AIM
Every line below is to be copied exactly, with the pictures left out.
# START OF SUPPLIED RECORDS
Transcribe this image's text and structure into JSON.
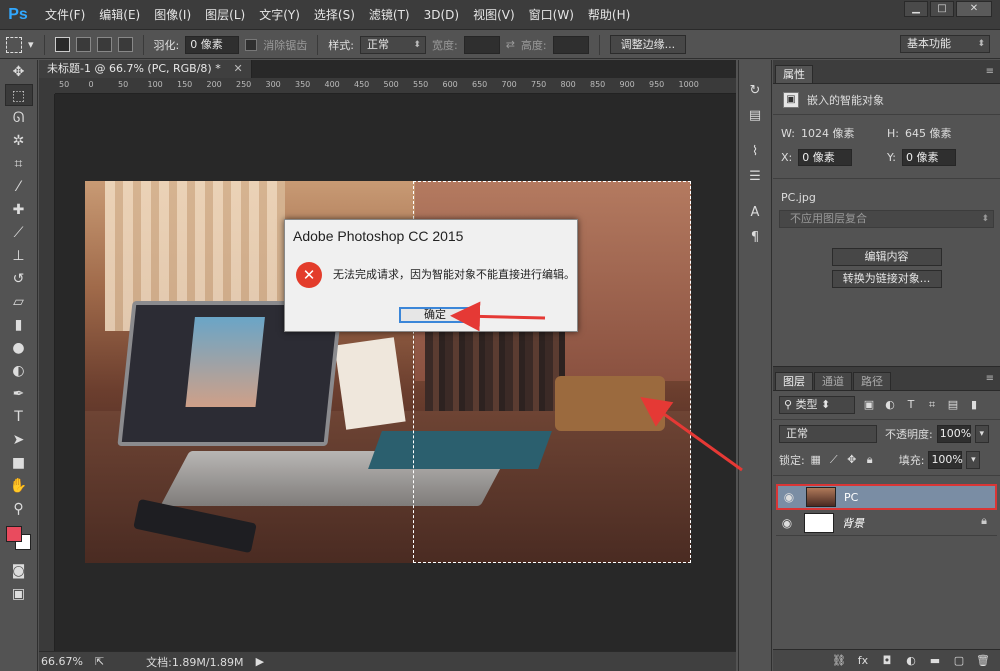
{
  "app": {
    "menu": [
      "文件(F)",
      "编辑(E)",
      "图像(I)",
      "图层(L)",
      "文字(Y)",
      "选择(S)",
      "滤镜(T)",
      "3D(D)",
      "视图(V)",
      "窗口(W)",
      "帮助(H)"
    ],
    "logo": "Ps"
  },
  "options": {
    "feather_label": "羽化:",
    "feather_value": "0 像素",
    "antialias_label": "消除锯齿",
    "style_label": "样式:",
    "style_value": "正常",
    "width_label": "宽度:",
    "height_label": "高度:",
    "refine_edge": "调整边缘...",
    "workspace": "基本功能"
  },
  "document": {
    "tab_title": "未标题-1 @ 66.7% (PC, RGB/8) *",
    "ruler_ticks": [
      "50",
      "0",
      "50",
      "100",
      "150",
      "200",
      "250",
      "300",
      "350",
      "400",
      "450",
      "500",
      "550",
      "600",
      "650",
      "700",
      "750",
      "800",
      "850",
      "900",
      "950",
      "1000"
    ],
    "zoom": "66.67%",
    "doc_size": "文档:1.89M/1.89M"
  },
  "dialog": {
    "title": "Adobe Photoshop CC 2015",
    "message": "无法完成请求，因为智能对象不能直接进行编辑。",
    "ok": "确定"
  },
  "properties": {
    "tab": "属性",
    "type": "嵌入的智能对象",
    "w_label": "W:",
    "w_value": "1024 像素",
    "h_label": "H:",
    "h_value": "645 像素",
    "x_label": "X:",
    "x_value": "0 像素",
    "y_label": "Y:",
    "y_value": "0 像素",
    "filename": "PC.jpg",
    "layer_comp": "不应用图层复合",
    "edit_contents": "编辑内容",
    "convert_linked": "转换为链接对象..."
  },
  "layers": {
    "tabs": [
      "图层",
      "通道",
      "路径"
    ],
    "filter_kind": "类型",
    "blend_mode": "正常",
    "opacity_label": "不透明度:",
    "opacity_value": "100%",
    "lock_label": "锁定:",
    "fill_label": "填充:",
    "fill_value": "100%",
    "items": [
      {
        "name": "PC",
        "selected": true
      },
      {
        "name": "背景",
        "selected": false
      }
    ]
  },
  "colors": {
    "foreground": "#e94b5e",
    "background": "#ffffff",
    "highlight_border": "#d93636",
    "arrow": "#e53935"
  }
}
# END OF SUPPLIED RECORDS
EXERCISE ANSWER
Transcribe this image's text and structure into JSON.
{
  "app": {
    "menu": [
      "文件(F)",
      "编辑(E)",
      "图像(I)",
      "图层(L)",
      "文字(Y)",
      "选择(S)",
      "滤镜(T)",
      "3D(D)",
      "视图(V)",
      "窗口(W)",
      "帮助(H)"
    ],
    "logo": "Ps"
  },
  "options": {
    "feather_label": "羽化:",
    "feather_value": "0 像素",
    "antialias_label": "消除锯齿",
    "style_label": "样式:",
    "style_value": "正常",
    "width_label": "宽度:",
    "height_label": "高度:",
    "refine_edge": "调整边缘...",
    "workspace": "基本功能"
  },
  "document": {
    "tab_title": "未标题-1 @ 66.7% (PC, RGB/8) *",
    "ruler_ticks": [
      "50",
      "0",
      "50",
      "100",
      "150",
      "200",
      "250",
      "300",
      "350",
      "400",
      "450",
      "500",
      "550",
      "600",
      "650",
      "700",
      "750",
      "800",
      "850",
      "900",
      "950",
      "1000"
    ],
    "zoom": "66.67%",
    "doc_size": "文档:1.89M/1.89M"
  },
  "dialog": {
    "title": "Adobe Photoshop CC 2015",
    "message": "无法完成请求，因为智能对象不能直接进行编辑。",
    "ok": "确定"
  },
  "properties": {
    "tab": "属性",
    "type": "嵌入的智能对象",
    "w_label": "W:",
    "w_value": "1024 像素",
    "h_label": "H:",
    "h_value": "645 像素",
    "x_label": "X:",
    "x_value": "0 像素",
    "y_label": "Y:",
    "y_value": "0 像素",
    "filename": "PC.jpg",
    "layer_comp": "不应用图层复合",
    "edit_contents": "编辑内容",
    "convert_linked": "转换为链接对象..."
  },
  "layers": {
    "tabs": [
      "图层",
      "通道",
      "路径"
    ],
    "filter_kind": "类型",
    "blend_mode": "正常",
    "opacity_label": "不透明度:",
    "opacity_value": "100%",
    "lock_label": "锁定:",
    "fill_label": "填充:",
    "fill_value": "100%",
    "items": [
      {
        "name": "PC",
        "selected": true
      },
      {
        "name": "背景",
        "selected": false
      }
    ]
  },
  "colors": {
    "foreground": "#e94b5e",
    "background": "#ffffff",
    "highlight_border": "#d93636",
    "arrow": "#e53935"
  }
}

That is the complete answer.